#### Listed records

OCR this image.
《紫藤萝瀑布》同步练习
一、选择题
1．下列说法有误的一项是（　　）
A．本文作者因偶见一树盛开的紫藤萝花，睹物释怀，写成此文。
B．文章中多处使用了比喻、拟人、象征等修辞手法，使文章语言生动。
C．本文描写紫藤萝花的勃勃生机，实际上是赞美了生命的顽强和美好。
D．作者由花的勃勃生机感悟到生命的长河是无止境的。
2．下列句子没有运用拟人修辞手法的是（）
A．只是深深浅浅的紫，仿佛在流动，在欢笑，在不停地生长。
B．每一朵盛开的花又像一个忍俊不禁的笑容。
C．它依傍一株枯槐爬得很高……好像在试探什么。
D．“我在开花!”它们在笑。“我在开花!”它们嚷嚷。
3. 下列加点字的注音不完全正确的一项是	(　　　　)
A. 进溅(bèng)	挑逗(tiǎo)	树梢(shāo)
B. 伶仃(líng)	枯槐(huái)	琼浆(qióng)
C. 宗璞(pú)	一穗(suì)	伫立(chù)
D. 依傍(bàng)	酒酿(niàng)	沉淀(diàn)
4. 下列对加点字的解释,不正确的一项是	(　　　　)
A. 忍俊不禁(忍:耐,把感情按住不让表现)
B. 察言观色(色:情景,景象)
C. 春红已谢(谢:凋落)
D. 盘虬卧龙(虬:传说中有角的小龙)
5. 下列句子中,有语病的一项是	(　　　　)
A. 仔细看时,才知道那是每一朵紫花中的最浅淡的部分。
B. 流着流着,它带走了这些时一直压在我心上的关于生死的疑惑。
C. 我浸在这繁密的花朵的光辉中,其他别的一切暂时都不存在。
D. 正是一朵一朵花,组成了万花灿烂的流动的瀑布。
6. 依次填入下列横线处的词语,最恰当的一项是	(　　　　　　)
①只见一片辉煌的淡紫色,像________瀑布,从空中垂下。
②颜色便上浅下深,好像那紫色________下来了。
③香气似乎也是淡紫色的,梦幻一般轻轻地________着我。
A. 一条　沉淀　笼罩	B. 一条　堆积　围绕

########

**What is required:** Would you reproduce the material above in full, exactly as given?

**Answer below:**
OCR this image.
《紫藤萝瀑布》同步练习
一、选择题
1．下列说法有误的一项是（　　）
A．本文作者因偶见一树盛开的紫藤萝花，睹物释怀，写成此文。
B．文章中多处使用了比喻、拟人、象征等修辞手法，使文章语言生动。
C．本文描写紫藤萝花的勃勃生机，实际上是赞美了生命的顽强和美好。
D．作者由花的勃勃生机感悟到生命的长河是无止境的。
2．下列句子没有运用拟人修辞手法的是（）
A．只是深深浅浅的紫，仿佛在流动，在欢笑，在不停地生长。
B．每一朵盛开的花又像一个忍俊不禁的笑容。
C．它依傍一株枯槐爬得很高……好像在试探什么。
D．“我在开花!”它们在笑。“我在开花!”它们嚷嚷。
3. 下列加点字的注音不完全正确的一项是	(　　　　)
A. 进溅(bèng)	挑逗(tiǎo)	树梢(shāo)
B. 伶仃(líng)	枯槐(huái)	琼浆(qióng)
C. 宗璞(pú)	一穗(suì)	伫立(chù)
D. 依傍(bàng)	酒酿(niàng)	沉淀(diàn)
4. 下列对加点字的解释,不正确的一项是	(　　　　)
A. 忍俊不禁(忍:耐,把感情按住不让表现)
B. 察言观色(色:情景,景象)
C. 春红已谢(谢:凋落)
D. 盘虬卧龙(虬:传说中有角的小龙)
5. 下列句子中,有语病的一项是	(　　　　)
A. 仔细看时,才知道那是每一朵紫花中的最浅淡的部分。
B. 流着流着,它带走了这些时一直压在我心上的关于生死的疑惑。
C. 我浸在这繁密的花朵的光辉中,其他别的一切暂时都不存在。
D. 正是一朵一朵花,组成了万花灿烂的流动的瀑布。
6. 依次填入下列横线处的词语,最恰当的一项是	(　　　　　　)
①只见一片辉煌的淡紫色,像________瀑布,从空中垂下。
②颜色便上浅下深,好像那紫色________下来了。
③香气似乎也是淡紫色的,梦幻一般轻轻地________着我。
A. 一条　沉淀　笼罩	B. 一条　堆积　围绕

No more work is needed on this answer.